* [Data for this task]
--- begin ---

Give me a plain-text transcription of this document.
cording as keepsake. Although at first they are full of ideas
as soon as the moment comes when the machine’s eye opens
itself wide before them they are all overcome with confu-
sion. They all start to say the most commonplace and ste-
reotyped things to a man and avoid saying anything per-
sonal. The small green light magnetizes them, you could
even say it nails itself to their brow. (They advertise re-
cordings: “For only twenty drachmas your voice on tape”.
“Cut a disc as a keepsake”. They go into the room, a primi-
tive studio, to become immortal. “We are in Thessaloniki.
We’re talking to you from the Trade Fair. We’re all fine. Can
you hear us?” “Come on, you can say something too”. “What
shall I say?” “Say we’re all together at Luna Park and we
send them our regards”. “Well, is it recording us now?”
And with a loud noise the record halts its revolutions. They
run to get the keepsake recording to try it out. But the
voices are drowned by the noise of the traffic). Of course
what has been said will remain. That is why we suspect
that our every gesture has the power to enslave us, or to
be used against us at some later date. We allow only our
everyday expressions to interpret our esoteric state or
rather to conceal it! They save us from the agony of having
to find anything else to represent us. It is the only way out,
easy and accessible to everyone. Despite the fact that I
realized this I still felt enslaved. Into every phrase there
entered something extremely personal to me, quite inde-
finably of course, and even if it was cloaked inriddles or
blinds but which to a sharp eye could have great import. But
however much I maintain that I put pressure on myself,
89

--- end ---
--- begin ---

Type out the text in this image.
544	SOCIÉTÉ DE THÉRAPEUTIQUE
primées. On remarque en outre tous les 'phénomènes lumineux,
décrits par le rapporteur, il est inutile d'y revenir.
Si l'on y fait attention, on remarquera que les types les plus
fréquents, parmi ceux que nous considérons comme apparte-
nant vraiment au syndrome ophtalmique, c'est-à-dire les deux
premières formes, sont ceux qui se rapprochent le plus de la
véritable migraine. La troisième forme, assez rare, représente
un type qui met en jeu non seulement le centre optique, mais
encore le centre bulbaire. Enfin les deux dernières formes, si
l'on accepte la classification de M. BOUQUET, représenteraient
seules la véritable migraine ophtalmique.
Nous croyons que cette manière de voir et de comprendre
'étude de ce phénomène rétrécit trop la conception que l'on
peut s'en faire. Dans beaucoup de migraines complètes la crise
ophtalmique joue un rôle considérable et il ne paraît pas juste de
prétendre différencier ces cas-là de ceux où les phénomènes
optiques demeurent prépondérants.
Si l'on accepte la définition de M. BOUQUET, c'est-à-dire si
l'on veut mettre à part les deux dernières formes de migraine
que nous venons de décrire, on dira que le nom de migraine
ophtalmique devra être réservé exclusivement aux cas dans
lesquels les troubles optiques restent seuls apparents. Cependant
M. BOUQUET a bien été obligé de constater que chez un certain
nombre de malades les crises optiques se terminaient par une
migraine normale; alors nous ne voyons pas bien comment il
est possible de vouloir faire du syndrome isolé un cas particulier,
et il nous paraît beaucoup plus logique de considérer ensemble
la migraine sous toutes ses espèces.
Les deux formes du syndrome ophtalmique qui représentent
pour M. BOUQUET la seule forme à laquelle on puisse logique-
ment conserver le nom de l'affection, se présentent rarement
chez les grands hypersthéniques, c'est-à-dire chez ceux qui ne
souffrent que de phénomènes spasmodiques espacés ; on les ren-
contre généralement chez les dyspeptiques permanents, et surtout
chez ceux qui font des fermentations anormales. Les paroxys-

--- end ---

* [Goal]
Above are the records; copy every line in them that holds the word "formes".

* [Task solution]
premières formes, sont ceux qui se rapprochent le plus de la
encore le centre bulbaire. Enfin les deux dernières formes, si
l'on veut mettre à part les deux dernières formes de migraine
Les deux formes du syndrome ophtalmique qui représentent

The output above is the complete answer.